> Task description
Take the listing and print it in full, exactly as given.

> Dataset rows

—————

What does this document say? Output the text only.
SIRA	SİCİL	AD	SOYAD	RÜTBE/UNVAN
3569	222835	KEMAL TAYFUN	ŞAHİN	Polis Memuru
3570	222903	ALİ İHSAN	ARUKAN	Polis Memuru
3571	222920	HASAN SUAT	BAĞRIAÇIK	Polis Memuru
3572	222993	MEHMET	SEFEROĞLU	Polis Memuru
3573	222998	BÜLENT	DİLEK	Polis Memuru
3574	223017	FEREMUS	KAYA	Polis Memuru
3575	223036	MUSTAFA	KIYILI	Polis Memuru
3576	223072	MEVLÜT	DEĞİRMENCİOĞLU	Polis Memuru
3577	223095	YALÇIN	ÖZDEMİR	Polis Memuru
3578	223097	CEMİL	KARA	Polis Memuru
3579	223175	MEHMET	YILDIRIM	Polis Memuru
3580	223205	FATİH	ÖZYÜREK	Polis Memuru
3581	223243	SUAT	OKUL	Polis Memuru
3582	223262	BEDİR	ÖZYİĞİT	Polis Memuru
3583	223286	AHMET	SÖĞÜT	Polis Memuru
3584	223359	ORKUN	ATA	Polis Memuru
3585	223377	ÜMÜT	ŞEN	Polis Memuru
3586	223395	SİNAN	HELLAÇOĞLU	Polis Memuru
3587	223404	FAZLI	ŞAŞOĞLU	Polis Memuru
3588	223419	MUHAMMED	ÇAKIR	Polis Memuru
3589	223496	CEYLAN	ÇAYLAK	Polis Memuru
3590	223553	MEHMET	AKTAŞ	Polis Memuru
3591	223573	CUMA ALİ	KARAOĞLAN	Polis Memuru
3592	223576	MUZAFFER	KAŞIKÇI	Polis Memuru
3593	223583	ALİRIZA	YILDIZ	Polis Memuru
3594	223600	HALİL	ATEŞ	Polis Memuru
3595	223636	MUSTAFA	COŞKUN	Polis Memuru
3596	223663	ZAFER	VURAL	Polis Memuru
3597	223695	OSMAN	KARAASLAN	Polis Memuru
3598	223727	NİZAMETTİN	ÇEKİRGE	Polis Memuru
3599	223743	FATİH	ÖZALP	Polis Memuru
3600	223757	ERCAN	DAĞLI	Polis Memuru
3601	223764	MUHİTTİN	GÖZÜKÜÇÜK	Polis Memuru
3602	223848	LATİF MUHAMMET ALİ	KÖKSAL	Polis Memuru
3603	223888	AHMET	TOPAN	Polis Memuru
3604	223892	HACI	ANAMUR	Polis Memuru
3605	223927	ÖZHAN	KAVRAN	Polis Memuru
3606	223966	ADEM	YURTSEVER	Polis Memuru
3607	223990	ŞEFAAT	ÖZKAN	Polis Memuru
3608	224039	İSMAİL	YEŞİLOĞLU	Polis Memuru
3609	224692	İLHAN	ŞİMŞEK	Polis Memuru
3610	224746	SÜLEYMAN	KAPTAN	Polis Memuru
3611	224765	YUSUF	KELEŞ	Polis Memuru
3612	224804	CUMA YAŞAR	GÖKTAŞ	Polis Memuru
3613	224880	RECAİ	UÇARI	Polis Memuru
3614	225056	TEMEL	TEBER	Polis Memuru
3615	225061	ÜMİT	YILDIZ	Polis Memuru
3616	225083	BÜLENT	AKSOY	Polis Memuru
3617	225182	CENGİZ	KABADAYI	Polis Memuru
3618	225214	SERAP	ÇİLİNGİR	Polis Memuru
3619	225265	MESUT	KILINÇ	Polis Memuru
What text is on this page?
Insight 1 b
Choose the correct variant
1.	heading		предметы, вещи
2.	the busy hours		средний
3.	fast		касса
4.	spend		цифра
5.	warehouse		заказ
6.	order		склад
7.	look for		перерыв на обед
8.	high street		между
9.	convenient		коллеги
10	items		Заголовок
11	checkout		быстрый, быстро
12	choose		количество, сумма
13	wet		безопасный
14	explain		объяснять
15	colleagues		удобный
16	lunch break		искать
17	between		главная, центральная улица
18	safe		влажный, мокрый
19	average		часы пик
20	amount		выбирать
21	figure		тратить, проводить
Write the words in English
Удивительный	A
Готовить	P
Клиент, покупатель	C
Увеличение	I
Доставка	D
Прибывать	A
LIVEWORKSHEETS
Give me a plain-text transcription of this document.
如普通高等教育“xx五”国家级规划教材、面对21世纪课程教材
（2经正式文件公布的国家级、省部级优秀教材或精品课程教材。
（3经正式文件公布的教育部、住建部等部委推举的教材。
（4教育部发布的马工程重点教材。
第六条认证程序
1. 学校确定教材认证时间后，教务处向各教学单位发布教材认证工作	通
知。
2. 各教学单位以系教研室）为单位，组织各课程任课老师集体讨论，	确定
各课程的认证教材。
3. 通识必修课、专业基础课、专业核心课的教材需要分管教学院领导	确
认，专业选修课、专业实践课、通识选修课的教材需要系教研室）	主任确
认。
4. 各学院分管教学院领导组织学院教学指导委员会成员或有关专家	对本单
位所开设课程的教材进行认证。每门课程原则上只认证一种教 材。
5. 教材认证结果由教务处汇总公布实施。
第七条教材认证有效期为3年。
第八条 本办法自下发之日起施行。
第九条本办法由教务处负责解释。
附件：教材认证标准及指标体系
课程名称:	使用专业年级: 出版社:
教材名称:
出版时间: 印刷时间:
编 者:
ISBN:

—————

> Task response
What does this document say? Output the text only.
SIRA	SİCİL	AD	SOYAD	RÜTBE/UNVAN
3569	222835	KEMAL TAYFUN	ŞAHİN	Polis Memuru
3570	222903	ALİ İHSAN	ARUKAN	Polis Memuru
3571	222920	HASAN SUAT	BAĞRIAÇIK	Polis Memuru
3572	222993	MEHMET	SEFEROĞLU	Polis Memuru
3573	222998	BÜLENT	DİLEK	Polis Memuru
3574	223017	FEREMUS	KAYA	Polis Memuru
3575	223036	MUSTAFA	KIYILI	Polis Memuru
3576	223072	MEVLÜT	DEĞİRMENCİOĞLU	Polis Memuru
3577	223095	YALÇIN	ÖZDEMİR	Polis Memuru
3578	223097	CEMİL	KARA	Polis Memuru
3579	223175	MEHMET	YILDIRIM	Polis Memuru
3580	223205	FATİH	ÖZYÜREK	Polis Memuru
3581	223243	SUAT	OKUL	Polis Memuru
3582	223262	BEDİR	ÖZYİĞİT	Polis Memuru
3583	223286	AHMET	SÖĞÜT	Polis Memuru
3584	223359	ORKUN	ATA	Polis Memuru
3585	223377	ÜMÜT	ŞEN	Polis Memuru
3586	223395	SİNAN	HELLAÇOĞLU	Polis Memuru
3587	223404	FAZLI	ŞAŞOĞLU	Polis Memuru
3588	223419	MUHAMMED	ÇAKIR	Polis Memuru
3589	223496	CEYLAN	ÇAYLAK	Polis Memuru
3590	223553	MEHMET	AKTAŞ	Polis Memuru
3591	223573	CUMA ALİ	KARAOĞLAN	Polis Memuru
3592	223576	MUZAFFER	KAŞIKÇI	Polis Memuru
3593	223583	ALİRIZA	YILDIZ	Polis Memuru
3594	223600	HALİL	ATEŞ	Polis Memuru
3595	223636	MUSTAFA	COŞKUN	Polis Memuru
3596	223663	ZAFER	VURAL	Polis Memuru
3597	223695	OSMAN	KARAASLAN	Polis Memuru
3598	223727	NİZAMETTİN	ÇEKİRGE	Polis Memuru
3599	223743	FATİH	ÖZALP	Polis Memuru
3600	223757	ERCAN	DAĞLI	Polis Memuru
3601	223764	MUHİTTİN	GÖZÜKÜÇÜK	Polis Memuru
3602	223848	LATİF MUHAMMET ALİ	KÖKSAL	Polis Memuru
3603	223888	AHMET	TOPAN	Polis Memuru
3604	223892	HACI	ANAMUR	Polis Memuru
3605	223927	ÖZHAN	KAVRAN	Polis Memuru
3606	223966	ADEM	YURTSEVER	Polis Memuru
3607	223990	ŞEFAAT	ÖZKAN	Polis Memuru
3608	224039	İSMAİL	YEŞİLOĞLU	Polis Memuru
3609	224692	İLHAN	ŞİMŞEK	Polis Memuru
3610	224746	SÜLEYMAN	KAPTAN	Polis Memuru
3611	224765	YUSUF	KELEŞ	Polis Memuru
3612	224804	CUMA YAŞAR	GÖKTAŞ	Polis Memuru
3613	224880	RECAİ	UÇARI	Polis Memuru
3614	225056	TEMEL	TEBER	Polis Memuru
3615	225061	ÜMİT	YILDIZ	Polis Memuru
3616	225083	BÜLENT	AKSOY	Polis Memuru
3617	225182	CENGİZ	KABADAYI	Polis Memuru
3618	225214	SERAP	ÇİLİNGİR	Polis Memuru
3619	225265	MESUT	KILINÇ	Polis Memuru
What text is on this page?
Insight 1 b
Choose the correct variant
1.	heading		предметы, вещи
2.	the busy hours		средний
3.	fast		касса
4.	spend		цифра
5.	warehouse		заказ
6.	order		склад
7.	look for		перерыв на обед
8.	high street		между
9.	convenient		коллеги
10	items		Заголовок
11	checkout		быстрый, быстро
12	choose		количество, сумма
13	wet		безопасный
14	explain		объяснять
15	colleagues		удобный
16	lunch break		искать
17	between		главная, центральная улица
18	safe		влажный, мокрый
19	average		часы пик
20	amount		выбирать
21	figure		тратить, проводить
Write the words in English
Удивительный	A
Готовить	P
Клиент, покупатель	C
Увеличение	I
Доставка	D
Прибывать	A
LIVEWORKSHEETS
Give me a plain-text transcription of this document.
如普通高等教育“xx五”国家级规划教材、面对21世纪课程教材
（2经正式文件公布的国家级、省部级优秀教材或精品课程教材。
（3经正式文件公布的教育部、住建部等部委推举的教材。
（4教育部发布的马工程重点教材。
第六条认证程序
1. 学校确定教材认证时间后，教务处向各教学单位发布教材认证工作	通
知。
2. 各教学单位以系教研室）为单位，组织各课程任课老师集体讨论，	确定
各课程的认证教材。
3. 通识必修课、专业基础课、专业核心课的教材需要分管教学院领导	确
认，专业选修课、专业实践课、通识选修课的教材需要系教研室）	主任确
认。
4. 各学院分管教学院领导组织学院教学指导委员会成员或有关专家	对本单
位所开设课程的教材进行认证。每门课程原则上只认证一种教 材。
5. 教材认证结果由教务处汇总公布实施。
第七条教材认证有效期为3年。
第八条 本办法自下发之日起施行。
第九条本办法由教务处负责解释。
附件：教材认证标准及指标体系
课程名称:	使用专业年级: 出版社:
教材名称:
出版时间: 印刷时间:
编 者:
ISBN:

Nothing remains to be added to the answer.